• _YOUR INSTRUCTIONS_
Locate all lines with the word "page" and copy them out.

[Lines of data]
+--

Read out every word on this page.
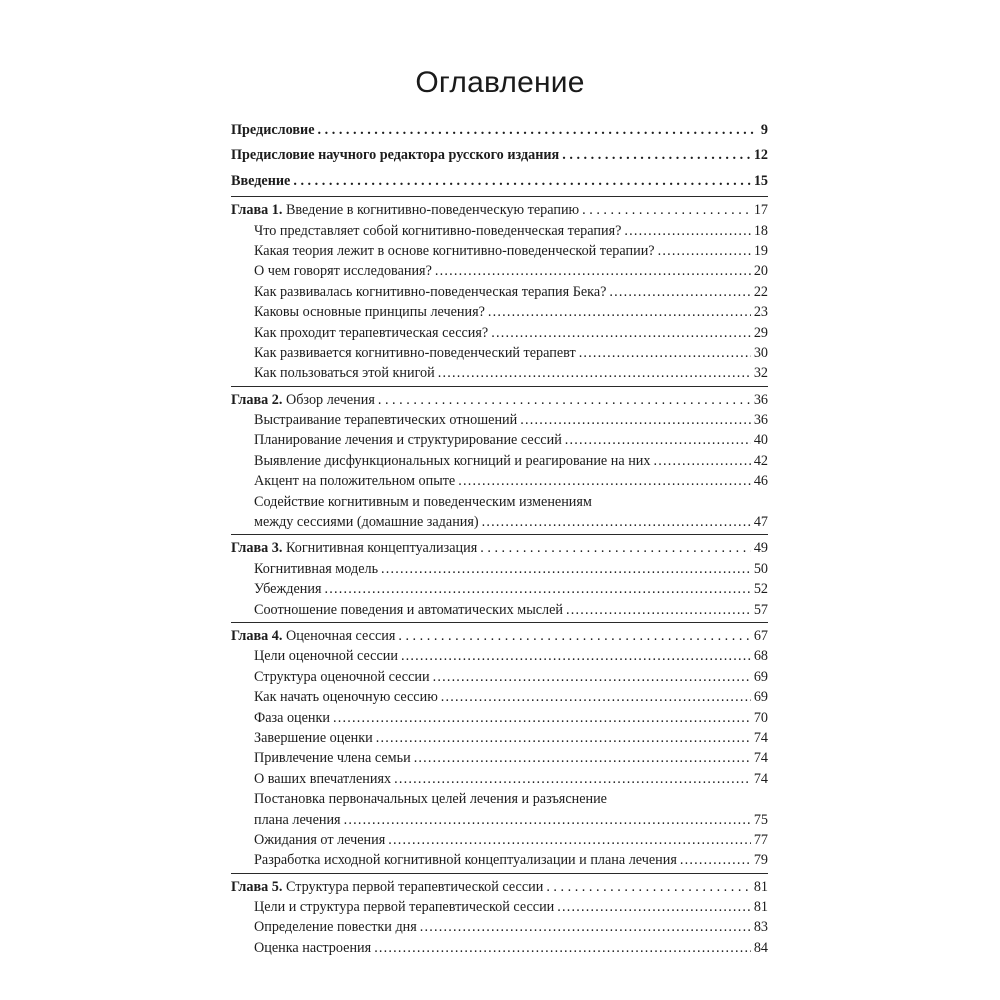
Оглавление
Предисловие . . .	9
Предисловие научного редактора русского издания . . .	12
Введение . . .	15
Глава 1. Введение в когнитивно-поведенческую терапию . . .	17
Что представляет собой когнитивно-поведенческая терапия? .....	18
Какая теория лежит в основе когнитивно-поведенческой терапии? .....	19
О чем говорят исследования? .....	20
Как развивалась когнитивно-поведенческая терапия Бека? .....	22
Каковы основные принципы лечения? .....	23
Как проходит терапевтическая сессия? .....	29
Как развивается когнитивно-поведенческий терапевт .....	30
Как пользоваться этой книгой .....	32
Глава 2. Обзор лечения . . .	36
Выстраивание терапевтических отношений .....	36
Планирование лечения и структурирование сессий .....	40
Выявление дисфункциональных когниций и реагирование на них .....	42
Акцент на положительном опыте .....	46
Содействие когнитивным и поведенческим изменениям
между сессиями (домашние задания) .....	47
Глава 3. Когнитивная концептуализация . . .	49
Когнитивная модель .....	50
Убеждения .....	52
Соотношение поведения и автоматических мыслей .....	57
Глава 4. Оценочная сессия . . .	67
Цели оценочной сессии .....	68
Структура оценочной сессии .....	69
Как начать оценочную сессию .....	69
Фаза оценки .....	70
Завершение оценки .....	74
Привлечение члена семьи .....	74
О ваших впечатлениях .....	74
Постановка первоначальных целей лечения и разъяснение
плана лечения .....	75
Ожидания от лечения .....	77
Разработка исходной когнитивной концептуализации и плана лечения .....	79
Глава 5. Структура первой терапевтической сессии . . .	81
Цели и структура первой терапевтической сессии .....	81
Определение повестки дня .....	83
Оценка настроения .....	84
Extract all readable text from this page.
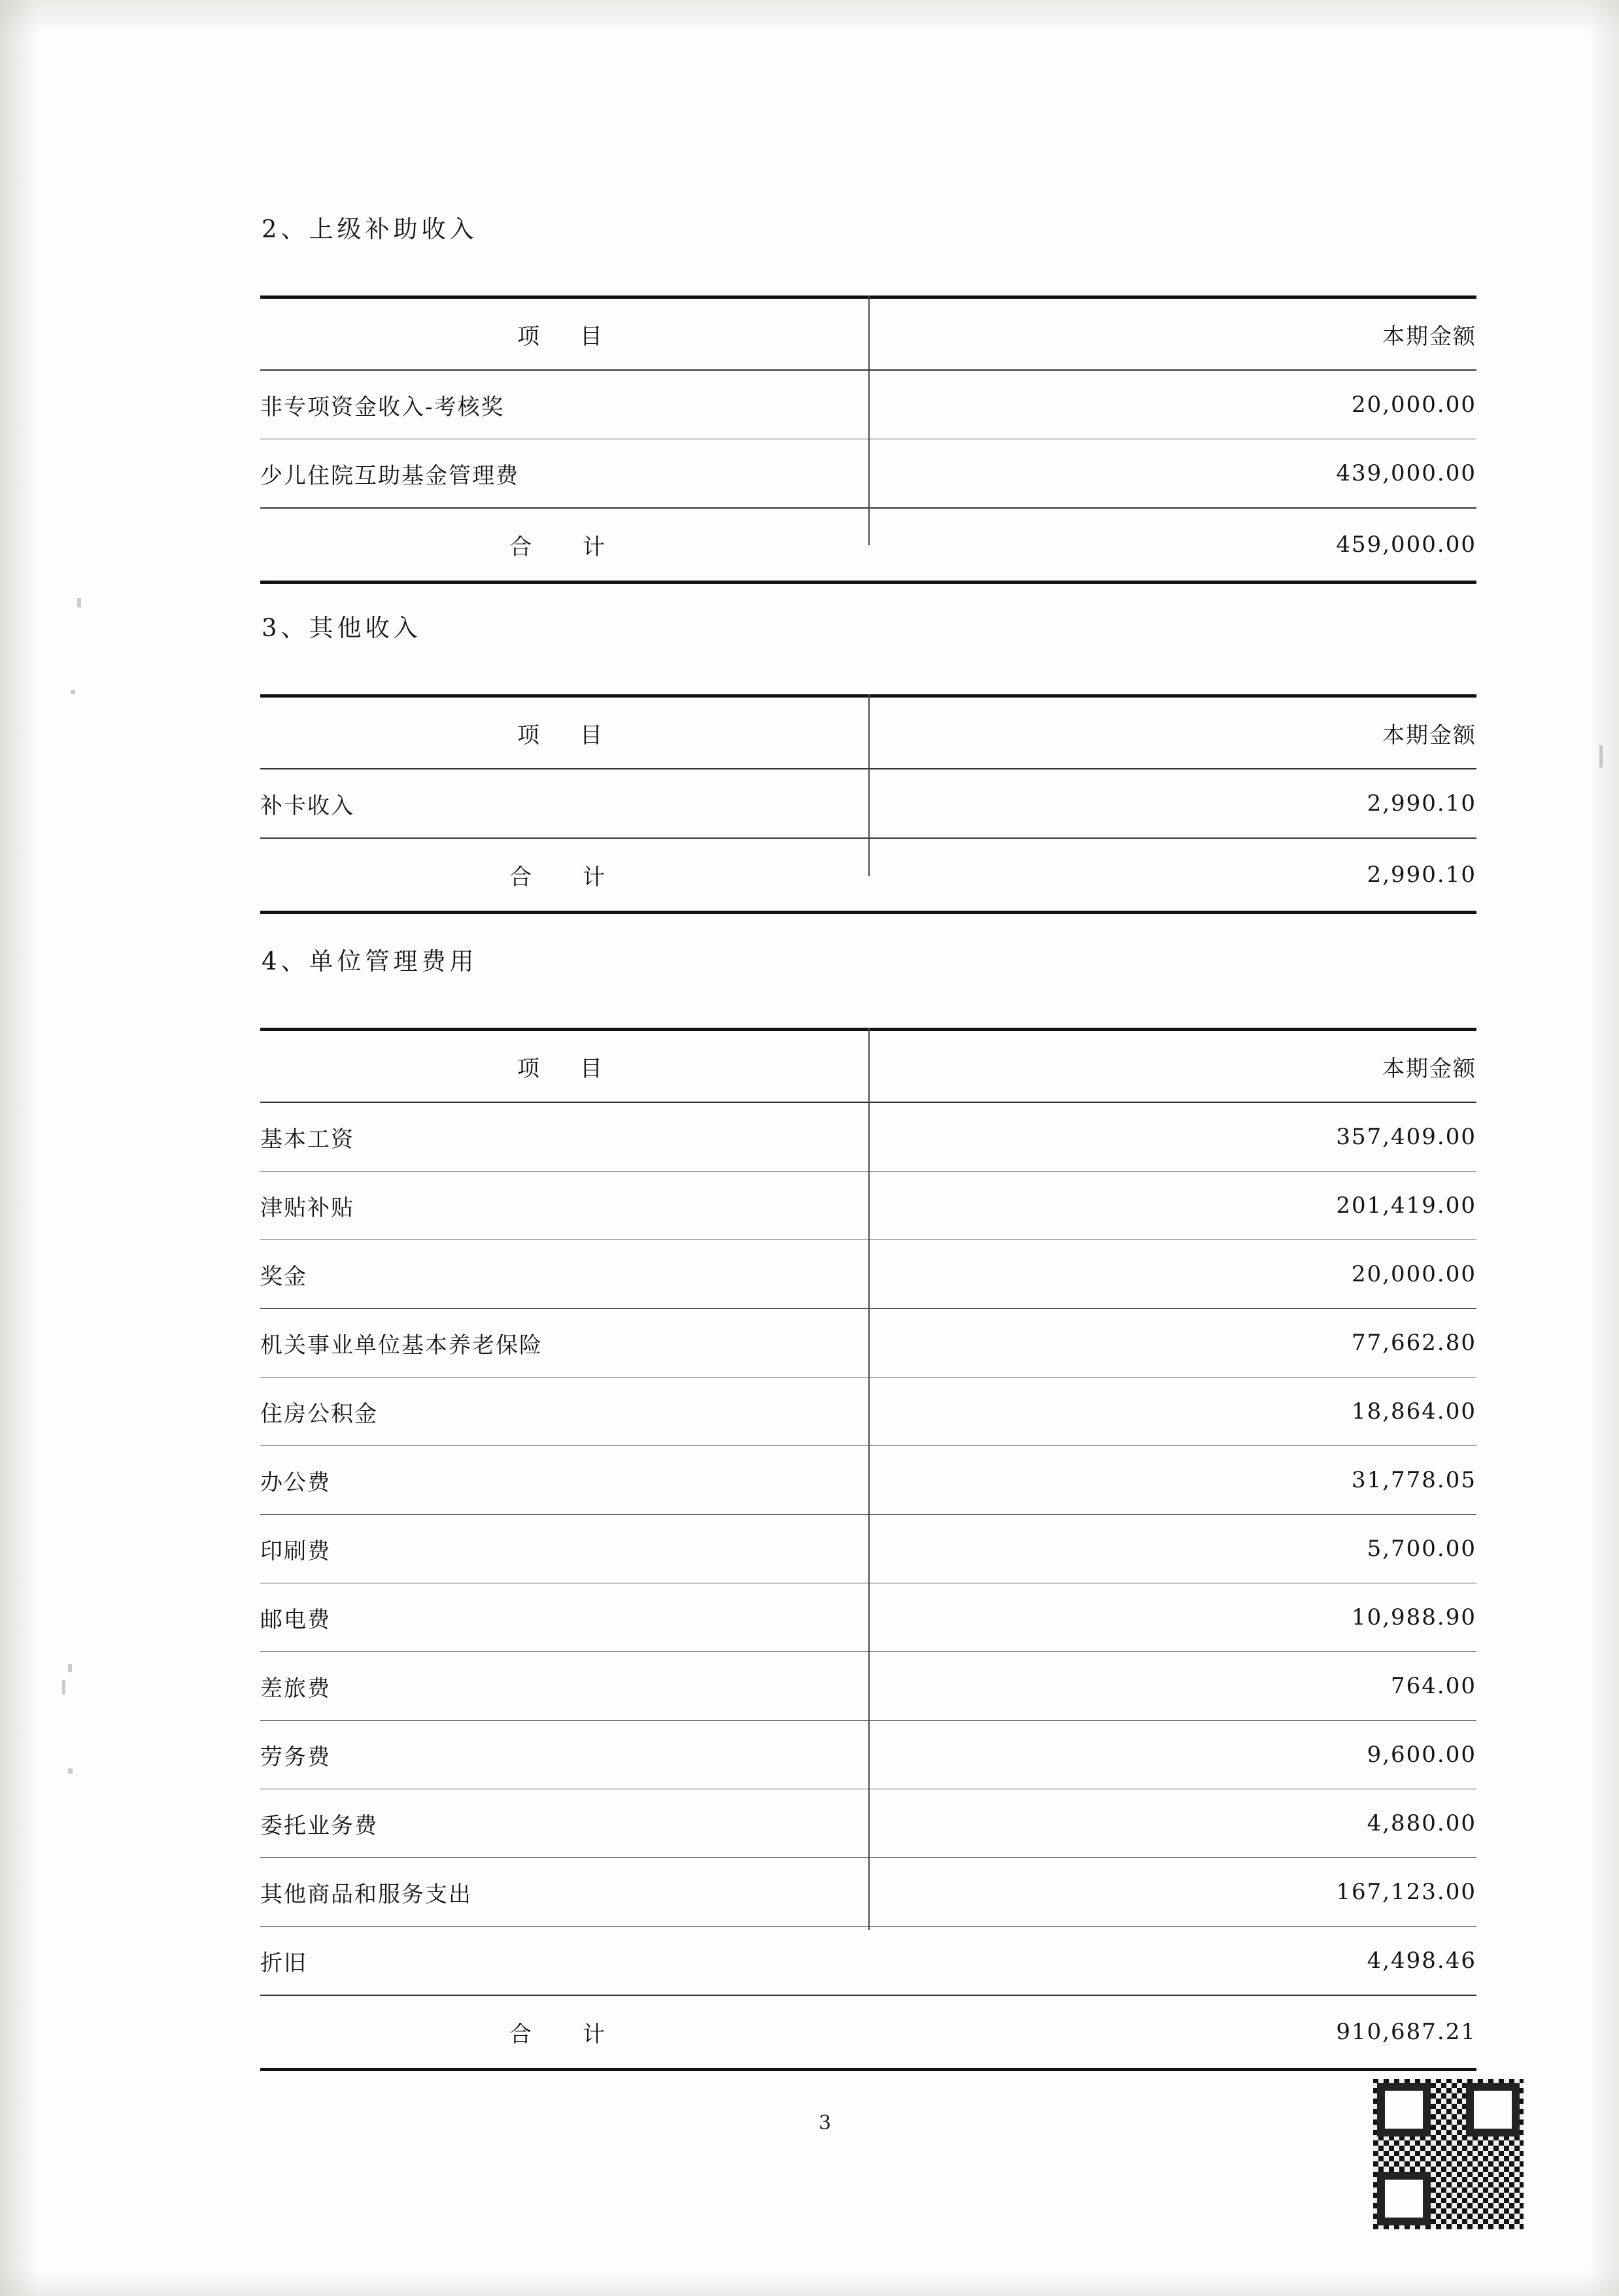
2、上级补助收入
项　目	本期金额
非专项资金收入-考核奖	20,000.00
少儿住院互助基金管理费	439,000.00
合　计	459,000.00
3、其他收入
项　目	本期金额
补卡收入	2,990.10
合　计	2,990.10
4、单位管理费用
项　目	本期金额
基本工资	357,409.00
津贴补贴	201,419.00
奖金	20,000.00
机关事业单位基本养老保险	77,662.80
住房公积金	18,864.00
办公费	31,778.05
印刷费	5,700.00
邮电费	10,988.90
差旅费	764.00
劳务费	9,600.00
委托业务费	4,880.00
其他商品和服务支出	167,123.00
折旧	4,498.46
合　计	910,687.21
3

+--

• _REPLY TO THE EXERCISE_
Read out every word on this page.
Extract all readable text from this page.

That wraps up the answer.